SOURCE DATA: Begin

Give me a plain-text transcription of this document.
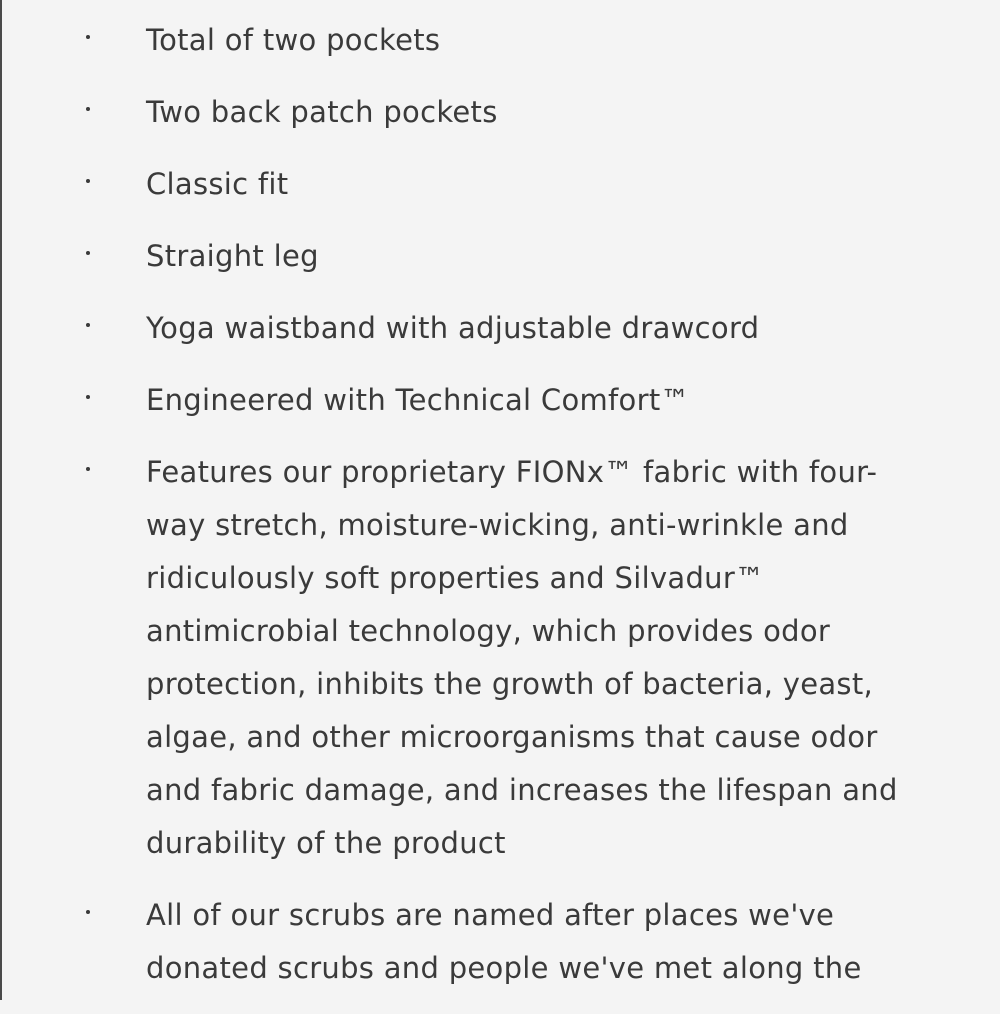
Total of two pockets
Two back patch pockets
Classic fit
Straight leg
Yoga waistband with adjustable drawcord
Engineered with Technical Comfort™
Features our proprietary FIONx™ fabric with four-way stretch, moisture-wicking, anti-wrinkle and ridiculously soft properties and Silvadur™ antimicrobial technology, which provides odor protection, inhibits the growth of bacteria, yeast, algae, and other microorganisms that cause odor and fabric damage, and increases the lifespan and durability of the product
All of our scrubs are named after places we've donated scrubs and people we've met along the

SOURCE DATA: End

- **TASK PROMPT**: Only text belongs in the copy: repeat each line of the data exactly and leave out the pictures.

- **EXERCISE OUTPUT**:
Give me a plain-text transcription of this document.
Total of two pockets
Two back patch pockets
Classic fit
Straight leg
Yoga waistband with adjustable drawcord
Engineered with Technical Comfort™
Features our proprietary FIONx™ fabric with four-way stretch, moisture-wicking, anti-wrinkle and ridiculously soft properties and Silvadur™ antimicrobial technology, which provides odor protection, inhibits the growth of bacteria, yeast, algae, and other microorganisms that cause odor and fabric damage, and increases the lifespan and durability of the product
All of our scrubs are named after places we've donated scrubs and people we've met along the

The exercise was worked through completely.